Annotated region listings

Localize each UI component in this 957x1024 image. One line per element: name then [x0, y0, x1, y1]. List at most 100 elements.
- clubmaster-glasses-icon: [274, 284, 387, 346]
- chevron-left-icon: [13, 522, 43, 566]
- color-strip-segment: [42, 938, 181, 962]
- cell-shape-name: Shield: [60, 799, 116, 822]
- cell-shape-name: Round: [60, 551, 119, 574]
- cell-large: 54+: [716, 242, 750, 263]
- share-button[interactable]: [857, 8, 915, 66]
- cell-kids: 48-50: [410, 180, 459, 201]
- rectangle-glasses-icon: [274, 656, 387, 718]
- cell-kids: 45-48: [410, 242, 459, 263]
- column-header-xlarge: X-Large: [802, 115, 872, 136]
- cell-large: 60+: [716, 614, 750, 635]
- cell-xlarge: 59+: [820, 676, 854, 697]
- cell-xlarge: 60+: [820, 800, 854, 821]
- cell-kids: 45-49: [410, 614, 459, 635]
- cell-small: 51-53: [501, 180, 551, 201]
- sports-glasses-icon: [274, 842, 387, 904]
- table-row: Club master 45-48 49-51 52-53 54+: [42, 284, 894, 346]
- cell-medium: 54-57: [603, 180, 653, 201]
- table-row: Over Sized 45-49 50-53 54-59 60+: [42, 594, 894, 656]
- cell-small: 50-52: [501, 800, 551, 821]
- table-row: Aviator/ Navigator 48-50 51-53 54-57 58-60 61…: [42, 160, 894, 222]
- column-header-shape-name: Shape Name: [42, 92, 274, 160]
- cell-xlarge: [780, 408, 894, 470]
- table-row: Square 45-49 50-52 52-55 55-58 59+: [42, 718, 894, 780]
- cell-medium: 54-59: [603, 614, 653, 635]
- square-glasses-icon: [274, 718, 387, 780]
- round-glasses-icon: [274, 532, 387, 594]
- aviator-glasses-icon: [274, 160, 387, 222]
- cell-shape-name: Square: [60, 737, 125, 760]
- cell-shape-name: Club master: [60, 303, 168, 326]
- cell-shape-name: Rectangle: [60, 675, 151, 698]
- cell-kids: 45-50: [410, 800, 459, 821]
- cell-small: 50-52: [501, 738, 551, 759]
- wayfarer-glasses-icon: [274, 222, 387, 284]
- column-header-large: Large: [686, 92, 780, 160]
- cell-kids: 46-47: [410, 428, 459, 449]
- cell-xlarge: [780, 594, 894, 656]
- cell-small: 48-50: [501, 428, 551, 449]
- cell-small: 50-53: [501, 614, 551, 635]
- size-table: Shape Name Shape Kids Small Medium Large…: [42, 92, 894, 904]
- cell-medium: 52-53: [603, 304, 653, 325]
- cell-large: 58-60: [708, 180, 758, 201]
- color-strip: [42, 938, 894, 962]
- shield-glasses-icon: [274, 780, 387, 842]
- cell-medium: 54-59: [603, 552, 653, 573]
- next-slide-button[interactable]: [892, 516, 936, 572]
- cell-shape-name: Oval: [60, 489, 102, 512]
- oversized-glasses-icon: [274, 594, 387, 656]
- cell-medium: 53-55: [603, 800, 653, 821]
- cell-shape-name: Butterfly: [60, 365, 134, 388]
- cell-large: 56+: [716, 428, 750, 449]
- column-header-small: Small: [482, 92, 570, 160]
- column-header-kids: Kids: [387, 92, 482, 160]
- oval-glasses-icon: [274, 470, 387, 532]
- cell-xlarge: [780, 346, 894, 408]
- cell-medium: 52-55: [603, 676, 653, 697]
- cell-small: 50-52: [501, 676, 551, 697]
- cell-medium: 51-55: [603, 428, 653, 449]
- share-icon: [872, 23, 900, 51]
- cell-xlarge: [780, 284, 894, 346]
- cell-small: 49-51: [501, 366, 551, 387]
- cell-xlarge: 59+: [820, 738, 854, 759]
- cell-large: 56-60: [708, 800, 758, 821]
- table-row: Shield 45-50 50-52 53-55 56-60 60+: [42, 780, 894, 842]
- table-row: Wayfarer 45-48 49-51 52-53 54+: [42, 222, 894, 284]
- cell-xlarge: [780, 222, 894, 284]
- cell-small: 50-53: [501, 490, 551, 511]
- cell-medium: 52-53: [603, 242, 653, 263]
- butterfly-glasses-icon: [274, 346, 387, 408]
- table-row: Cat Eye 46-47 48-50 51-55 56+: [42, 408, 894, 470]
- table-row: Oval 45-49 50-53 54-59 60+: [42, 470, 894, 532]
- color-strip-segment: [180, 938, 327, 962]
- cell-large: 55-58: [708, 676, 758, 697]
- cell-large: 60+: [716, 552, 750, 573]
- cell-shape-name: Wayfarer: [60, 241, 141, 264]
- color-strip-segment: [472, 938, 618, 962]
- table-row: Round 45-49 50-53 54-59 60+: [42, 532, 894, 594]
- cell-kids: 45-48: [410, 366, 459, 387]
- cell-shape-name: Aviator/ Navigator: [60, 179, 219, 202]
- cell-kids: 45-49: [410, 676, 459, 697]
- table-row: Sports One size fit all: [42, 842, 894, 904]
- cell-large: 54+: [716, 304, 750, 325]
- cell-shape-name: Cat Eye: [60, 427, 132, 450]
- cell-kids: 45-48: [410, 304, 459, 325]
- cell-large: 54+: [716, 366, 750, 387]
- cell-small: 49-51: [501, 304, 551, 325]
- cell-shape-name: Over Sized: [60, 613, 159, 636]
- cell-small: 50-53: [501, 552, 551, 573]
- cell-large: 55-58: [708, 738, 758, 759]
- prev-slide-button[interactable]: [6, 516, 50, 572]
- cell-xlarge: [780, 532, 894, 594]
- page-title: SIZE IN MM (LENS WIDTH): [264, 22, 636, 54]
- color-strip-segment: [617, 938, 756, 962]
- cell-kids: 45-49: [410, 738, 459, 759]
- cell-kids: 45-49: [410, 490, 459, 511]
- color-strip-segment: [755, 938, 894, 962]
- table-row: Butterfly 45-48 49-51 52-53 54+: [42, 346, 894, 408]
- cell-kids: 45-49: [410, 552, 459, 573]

What to produce
Reproduce every line of the entries above verbatim.

Task answer
Localize each UI component in this 957x1024 image. One line per element: name then [x0, y0, x1, y1]. List at most 100 elements.
- clubmaster-glasses-icon: [274, 284, 387, 346]
- chevron-left-icon: [13, 522, 43, 566]
- color-strip-segment: [42, 938, 181, 962]
- cell-shape-name: Shield: [60, 799, 116, 822]
- cell-shape-name: Round: [60, 551, 119, 574]
- cell-large: 54+: [716, 242, 750, 263]
- share-button[interactable]: [857, 8, 915, 66]
- cell-kids: 48-50: [410, 180, 459, 201]
- rectangle-glasses-icon: [274, 656, 387, 718]
- cell-kids: 45-48: [410, 242, 459, 263]
- column-header-xlarge: X-Large: [802, 115, 872, 136]
- cell-large: 60+: [716, 614, 750, 635]
- cell-xlarge: 59+: [820, 676, 854, 697]
- cell-xlarge: 60+: [820, 800, 854, 821]
- cell-kids: 45-49: [410, 614, 459, 635]
- cell-small: 51-53: [501, 180, 551, 201]
- sports-glasses-icon: [274, 842, 387, 904]
- table-row: Club master 45-48 49-51 52-53 54+: [42, 284, 894, 346]
- cell-medium: 54-57: [603, 180, 653, 201]
- table-row: Over Sized 45-49 50-53 54-59 60+: [42, 594, 894, 656]
- cell-small: 50-52: [501, 800, 551, 821]
- table-row: Aviator/ Navigator 48-50 51-53 54-57 58-60 61…: [42, 160, 894, 222]
- column-header-shape-name: Shape Name: [42, 92, 274, 160]
- cell-xlarge: [780, 408, 894, 470]
- table-row: Square 45-49 50-52 52-55 55-58 59+: [42, 718, 894, 780]
- cell-medium: 54-59: [603, 614, 653, 635]
- square-glasses-icon: [274, 718, 387, 780]
- round-glasses-icon: [274, 532, 387, 594]
- aviator-glasses-icon: [274, 160, 387, 222]
- cell-shape-name: Square: [60, 737, 125, 760]
- cell-shape-name: Club master: [60, 303, 168, 326]
- cell-shape-name: Rectangle: [60, 675, 151, 698]
- cell-kids: 45-50: [410, 800, 459, 821]
- cell-small: 50-52: [501, 738, 551, 759]
- wayfarer-glasses-icon: [274, 222, 387, 284]
- column-header-large: Large: [686, 92, 780, 160]
- cell-kids: 46-47: [410, 428, 459, 449]
- cell-xlarge: [780, 594, 894, 656]
- cell-small: 48-50: [501, 428, 551, 449]
- cell-small: 50-53: [501, 614, 551, 635]
- size-table: Shape Name Shape Kids Small Medium Large…: [42, 92, 894, 904]
- cell-medium: 52-53: [603, 304, 653, 325]
- cell-large: 58-60: [708, 180, 758, 201]
- color-strip: [42, 938, 894, 962]
- shield-glasses-icon: [274, 780, 387, 842]
- cell-medium: 54-59: [603, 552, 653, 573]
- next-slide-button[interactable]: [892, 516, 936, 572]
- cell-shape-name: Oval: [60, 489, 102, 512]
- oversized-glasses-icon: [274, 594, 387, 656]
- cell-medium: 53-55: [603, 800, 653, 821]
- cell-shape-name: Butterfly: [60, 365, 134, 388]
- cell-large: 56+: [716, 428, 750, 449]
- column-header-small: Small: [482, 92, 570, 160]
- column-header-kids: Kids: [387, 92, 482, 160]
- oval-glasses-icon: [274, 470, 387, 532]
- cell-xlarge: [780, 346, 894, 408]
- cell-medium: 52-55: [603, 676, 653, 697]
- cell-small: 50-52: [501, 676, 551, 697]
- cell-medium: 51-55: [603, 428, 653, 449]
- share-icon: [872, 23, 900, 51]
- cell-xlarge: [780, 284, 894, 346]
- cell-small: 49-51: [501, 366, 551, 387]
- cell-xlarge: 59+: [820, 738, 854, 759]
- cell-large: 56-60: [708, 800, 758, 821]
- table-row: Shield 45-50 50-52 53-55 56-60 60+: [42, 780, 894, 842]
- table-row: Wayfarer 45-48 49-51 52-53 54+: [42, 222, 894, 284]
- cell-xlarge: [780, 222, 894, 284]
- cell-small: 50-53: [501, 490, 551, 511]
- cell-medium: 52-53: [603, 242, 653, 263]
- butterfly-glasses-icon: [274, 346, 387, 408]
- table-row: Cat Eye 46-47 48-50 51-55 56+: [42, 408, 894, 470]
- table-row: Oval 45-49 50-53 54-59 60+: [42, 470, 894, 532]
- color-strip-segment: [180, 938, 327, 962]
- cell-large: 55-58: [708, 676, 758, 697]
- cell-large: 60+: [716, 552, 750, 573]
- cell-shape-name: Wayfarer: [60, 241, 141, 264]
- color-strip-segment: [472, 938, 618, 962]
- table-row: Round 45-49 50-53 54-59 60+: [42, 532, 894, 594]
- cell-kids: 45-48: [410, 366, 459, 387]
- cell-shape-name: Aviator/ Navigator: [60, 179, 219, 202]
- cell-kids: 45-49: [410, 676, 459, 697]
- table-row: Sports One size fit all: [42, 842, 894, 904]
- cell-large: 54+: [716, 304, 750, 325]
- cell-shape-name: Cat Eye: [60, 427, 132, 450]
- cell-kids: 45-48: [410, 304, 459, 325]
- cell-large: 54+: [716, 366, 750, 387]
- cell-small: 49-51: [501, 304, 551, 325]
- cell-shape-name: Over Sized: [60, 613, 159, 636]
- cell-small: 50-53: [501, 552, 551, 573]
- cell-large: 55-58: [708, 738, 758, 759]
- prev-slide-button[interactable]: [6, 516, 50, 572]
- cell-xlarge: [780, 532, 894, 594]
- page-title: SIZE IN MM (LENS WIDTH): [264, 22, 636, 54]
- color-strip-segment: [617, 938, 756, 962]
- cell-kids: 45-49: [410, 738, 459, 759]
- cell-kids: 45-49: [410, 490, 459, 511]
- color-strip-segment: [755, 938, 894, 962]
- table-row: Butterfly 45-48 49-51 52-53 54+: [42, 346, 894, 408]
- cell-kids: 45-49: [410, 552, 459, 573]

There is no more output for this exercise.